__WRITTEN TASK__. Extract all lines that hold the string "View".

__PROVIDED INFORMATION__.
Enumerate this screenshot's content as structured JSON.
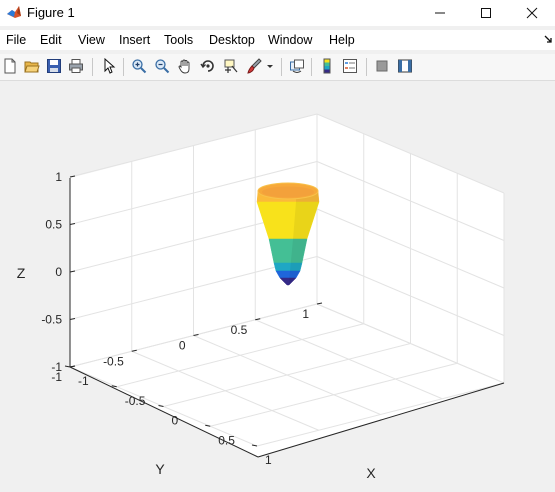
{
  "window": {
    "title": "Figure 1"
  },
  "menu": {
    "items": [
      "File",
      "Edit",
      "View",
      "Insert",
      "Tools",
      "Desktop",
      "Window",
      "Help"
    ]
  },
  "toolbar": {
    "buttons": [
      "new-figure-icon",
      "open-file-icon",
      "save-icon",
      "print-icon",
      "edit-plot-arrow-icon",
      "zoom-in-icon",
      "zoom-out-icon",
      "pan-hand-icon",
      "rotate-3d-icon",
      "data-cursor-icon",
      "brush-icon",
      "brush-dropdown-icon",
      "link-plot-icon",
      "insert-colorbar-icon",
      "insert-legend-icon",
      "hide-plot-tools-icon",
      "show-plot-tools-icon"
    ]
  },
  "axes": {
    "xlabel": "X",
    "ylabel": "Y",
    "zlabel": "Z",
    "x_ticks": [
      "-1",
      "-0.5",
      "0",
      "0.5",
      "1"
    ],
    "y_ticks": [
      "-1",
      "-0.5",
      "0",
      "0.5",
      "1"
    ],
    "z_ticks": [
      "-1",
      "-0.5",
      "0",
      "0.5",
      "1"
    ],
    "xlim": [
      -1,
      1
    ],
    "ylim": [
      -1,
      1
    ],
    "zlim": [
      -1,
      1
    ],
    "grid": true,
    "box": false
  },
  "surface": {
    "type": "cone-shaped 3-D surface",
    "colormap": "parula",
    "colors": [
      "#352a87",
      "#1f66db",
      "#1fa7c4",
      "#44bf95",
      "#b5c43a",
      "#f8e21b",
      "#fbba3a"
    ]
  }
}
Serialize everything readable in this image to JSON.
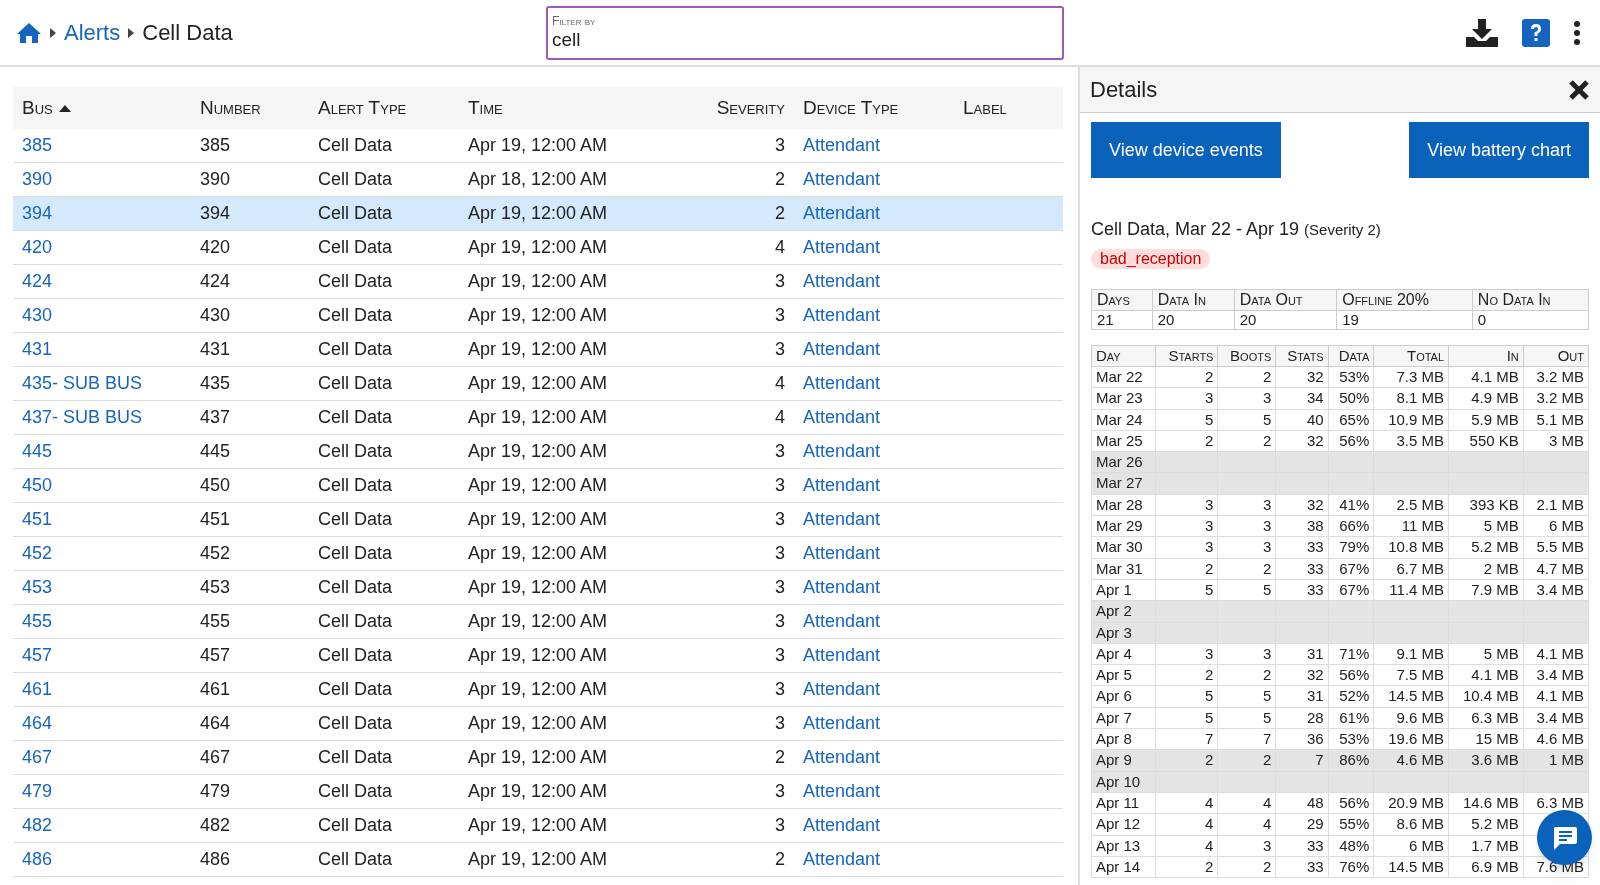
{
  "breadcrumb": [
    {
      "label": "Alerts",
      "link": true
    },
    {
      "label": "Cell Data",
      "link": false
    }
  ],
  "filter": {
    "label": "Filter by",
    "value": "cell"
  },
  "table": {
    "columns": [
      {
        "label": "Bus",
        "sorted": true
      },
      {
        "label": "Number",
        "sorted": false
      },
      {
        "label": "Alert Type",
        "sorted": false
      },
      {
        "label": "Time",
        "sorted": false
      },
      {
        "label": "Severity",
        "sorted": false
      },
      {
        "label": "Device Type",
        "sorted": false
      },
      {
        "label": "Label",
        "sorted": false
      }
    ],
    "rows": [
      {
        "bus": "385",
        "number": "385",
        "alert_type": "Cell Data",
        "time": "Apr 19, 12:00 AM",
        "severity": "3",
        "device_type": "Attendant",
        "selected": false
      },
      {
        "bus": "390",
        "number": "390",
        "alert_type": "Cell Data",
        "time": "Apr 18, 12:00 AM",
        "severity": "2",
        "device_type": "Attendant",
        "selected": false
      },
      {
        "bus": "394",
        "number": "394",
        "alert_type": "Cell Data",
        "time": "Apr 19, 12:00 AM",
        "severity": "2",
        "device_type": "Attendant",
        "selected": true
      },
      {
        "bus": "420",
        "number": "420",
        "alert_type": "Cell Data",
        "time": "Apr 19, 12:00 AM",
        "severity": "4",
        "device_type": "Attendant",
        "selected": false
      },
      {
        "bus": "424",
        "number": "424",
        "alert_type": "Cell Data",
        "time": "Apr 19, 12:00 AM",
        "severity": "3",
        "device_type": "Attendant",
        "selected": false
      },
      {
        "bus": "430",
        "number": "430",
        "alert_type": "Cell Data",
        "time": "Apr 19, 12:00 AM",
        "severity": "3",
        "device_type": "Attendant",
        "selected": false
      },
      {
        "bus": "431",
        "number": "431",
        "alert_type": "Cell Data",
        "time": "Apr 19, 12:00 AM",
        "severity": "3",
        "device_type": "Attendant",
        "selected": false
      },
      {
        "bus": "435- SUB BUS",
        "number": "435",
        "alert_type": "Cell Data",
        "time": "Apr 19, 12:00 AM",
        "severity": "4",
        "device_type": "Attendant",
        "selected": false
      },
      {
        "bus": "437- SUB BUS",
        "number": "437",
        "alert_type": "Cell Data",
        "time": "Apr 19, 12:00 AM",
        "severity": "4",
        "device_type": "Attendant",
        "selected": false
      },
      {
        "bus": "445",
        "number": "445",
        "alert_type": "Cell Data",
        "time": "Apr 19, 12:00 AM",
        "severity": "3",
        "device_type": "Attendant",
        "selected": false
      },
      {
        "bus": "450",
        "number": "450",
        "alert_type": "Cell Data",
        "time": "Apr 19, 12:00 AM",
        "severity": "3",
        "device_type": "Attendant",
        "selected": false
      },
      {
        "bus": "451",
        "number": "451",
        "alert_type": "Cell Data",
        "time": "Apr 19, 12:00 AM",
        "severity": "3",
        "device_type": "Attendant",
        "selected": false
      },
      {
        "bus": "452",
        "number": "452",
        "alert_type": "Cell Data",
        "time": "Apr 19, 12:00 AM",
        "severity": "3",
        "device_type": "Attendant",
        "selected": false
      },
      {
        "bus": "453",
        "number": "453",
        "alert_type": "Cell Data",
        "time": "Apr 19, 12:00 AM",
        "severity": "3",
        "device_type": "Attendant",
        "selected": false
      },
      {
        "bus": "455",
        "number": "455",
        "alert_type": "Cell Data",
        "time": "Apr 19, 12:00 AM",
        "severity": "3",
        "device_type": "Attendant",
        "selected": false
      },
      {
        "bus": "457",
        "number": "457",
        "alert_type": "Cell Data",
        "time": "Apr 19, 12:00 AM",
        "severity": "3",
        "device_type": "Attendant",
        "selected": false
      },
      {
        "bus": "461",
        "number": "461",
        "alert_type": "Cell Data",
        "time": "Apr 19, 12:00 AM",
        "severity": "3",
        "device_type": "Attendant",
        "selected": false
      },
      {
        "bus": "464",
        "number": "464",
        "alert_type": "Cell Data",
        "time": "Apr 19, 12:00 AM",
        "severity": "3",
        "device_type": "Attendant",
        "selected": false
      },
      {
        "bus": "467",
        "number": "467",
        "alert_type": "Cell Data",
        "time": "Apr 19, 12:00 AM",
        "severity": "2",
        "device_type": "Attendant",
        "selected": false
      },
      {
        "bus": "479",
        "number": "479",
        "alert_type": "Cell Data",
        "time": "Apr 19, 12:00 AM",
        "severity": "3",
        "device_type": "Attendant",
        "selected": false
      },
      {
        "bus": "482",
        "number": "482",
        "alert_type": "Cell Data",
        "time": "Apr 19, 12:00 AM",
        "severity": "3",
        "device_type": "Attendant",
        "selected": false
      },
      {
        "bus": "486",
        "number": "486",
        "alert_type": "Cell Data",
        "time": "Apr 19, 12:00 AM",
        "severity": "2",
        "device_type": "Attendant",
        "selected": false
      }
    ]
  },
  "details": {
    "title": "Details",
    "buttons": [
      "View device events",
      "View battery chart"
    ],
    "summary": "Cell Data, Mar 22 - Apr 19",
    "summary_note": "(Severity 2)",
    "tag": "bad_reception",
    "totals": {
      "columns": [
        "Days",
        "Data In",
        "Data Out",
        "Offline 20%",
        "No Data In"
      ],
      "values": [
        "21",
        "20",
        "20",
        "19",
        "0"
      ]
    },
    "daily": {
      "columns": [
        "Day",
        "Starts",
        "Boots",
        "Stats",
        "Data",
        "Total",
        "In",
        "Out"
      ],
      "rows": [
        {
          "cells": [
            "Mar 22",
            "2",
            "2",
            "32",
            "53%",
            "7.3 MB",
            "4.1 MB",
            "3.2 MB"
          ],
          "shaded": false
        },
        {
          "cells": [
            "Mar 23",
            "3",
            "3",
            "34",
            "50%",
            "8.1 MB",
            "4.9 MB",
            "3.2 MB"
          ],
          "shaded": false
        },
        {
          "cells": [
            "Mar 24",
            "5",
            "5",
            "40",
            "65%",
            "10.9 MB",
            "5.9 MB",
            "5.1 MB"
          ],
          "shaded": false
        },
        {
          "cells": [
            "Mar 25",
            "2",
            "2",
            "32",
            "56%",
            "3.5 MB",
            "550 KB",
            "3 MB"
          ],
          "shaded": false
        },
        {
          "cells": [
            "Mar 26"
          ],
          "shaded": true
        },
        {
          "cells": [
            "Mar 27"
          ],
          "shaded": true
        },
        {
          "cells": [
            "Mar 28",
            "3",
            "3",
            "32",
            "41%",
            "2.5 MB",
            "393 KB",
            "2.1 MB"
          ],
          "shaded": false
        },
        {
          "cells": [
            "Mar 29",
            "3",
            "3",
            "38",
            "66%",
            "11 MB",
            "5 MB",
            "6 MB"
          ],
          "shaded": false
        },
        {
          "cells": [
            "Mar 30",
            "3",
            "3",
            "33",
            "79%",
            "10.8 MB",
            "5.2 MB",
            "5.5 MB"
          ],
          "shaded": false
        },
        {
          "cells": [
            "Mar 31",
            "2",
            "2",
            "33",
            "67%",
            "6.7 MB",
            "2 MB",
            "4.7 MB"
          ],
          "shaded": false
        },
        {
          "cells": [
            "Apr 1",
            "5",
            "5",
            "33",
            "67%",
            "11.4 MB",
            "7.9 MB",
            "3.4 MB"
          ],
          "shaded": false
        },
        {
          "cells": [
            "Apr 2"
          ],
          "shaded": true
        },
        {
          "cells": [
            "Apr 3"
          ],
          "shaded": true
        },
        {
          "cells": [
            "Apr 4",
            "3",
            "3",
            "31",
            "71%",
            "9.1 MB",
            "5 MB",
            "4.1 MB"
          ],
          "shaded": false
        },
        {
          "cells": [
            "Apr 5",
            "2",
            "2",
            "32",
            "56%",
            "7.5 MB",
            "4.1 MB",
            "3.4 MB"
          ],
          "shaded": false
        },
        {
          "cells": [
            "Apr 6",
            "5",
            "5",
            "31",
            "52%",
            "14.5 MB",
            "10.4 MB",
            "4.1 MB"
          ],
          "shaded": false
        },
        {
          "cells": [
            "Apr 7",
            "5",
            "5",
            "28",
            "61%",
            "9.6 MB",
            "6.3 MB",
            "3.4 MB"
          ],
          "shaded": false
        },
        {
          "cells": [
            "Apr 8",
            "7",
            "7",
            "36",
            "53%",
            "19.6 MB",
            "15 MB",
            "4.6 MB"
          ],
          "shaded": false
        },
        {
          "cells": [
            "Apr 9",
            "2",
            "2",
            "7",
            "86%",
            "4.6 MB",
            "3.6 MB",
            "1 MB"
          ],
          "shaded": true
        },
        {
          "cells": [
            "Apr 10"
          ],
          "shaded": true
        },
        {
          "cells": [
            "Apr 11",
            "4",
            "4",
            "48",
            "56%",
            "20.9 MB",
            "14.6 MB",
            "6.3 MB"
          ],
          "shaded": false
        },
        {
          "cells": [
            "Apr 12",
            "4",
            "4",
            "29",
            "55%",
            "8.6 MB",
            "5.2 MB"
          ],
          "shaded": false
        },
        {
          "cells": [
            "Apr 13",
            "4",
            "3",
            "33",
            "48%",
            "6 MB",
            "1.7 MB"
          ],
          "shaded": false
        },
        {
          "cells": [
            "Apr 14",
            "2",
            "2",
            "33",
            "76%",
            "14.5 MB",
            "6.9 MB",
            "7.6 MB"
          ],
          "shaded": false
        }
      ]
    }
  }
}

__RESULT FOR THIS EXERCISE__.
      "View",
      "View device events",
      "View battery chart"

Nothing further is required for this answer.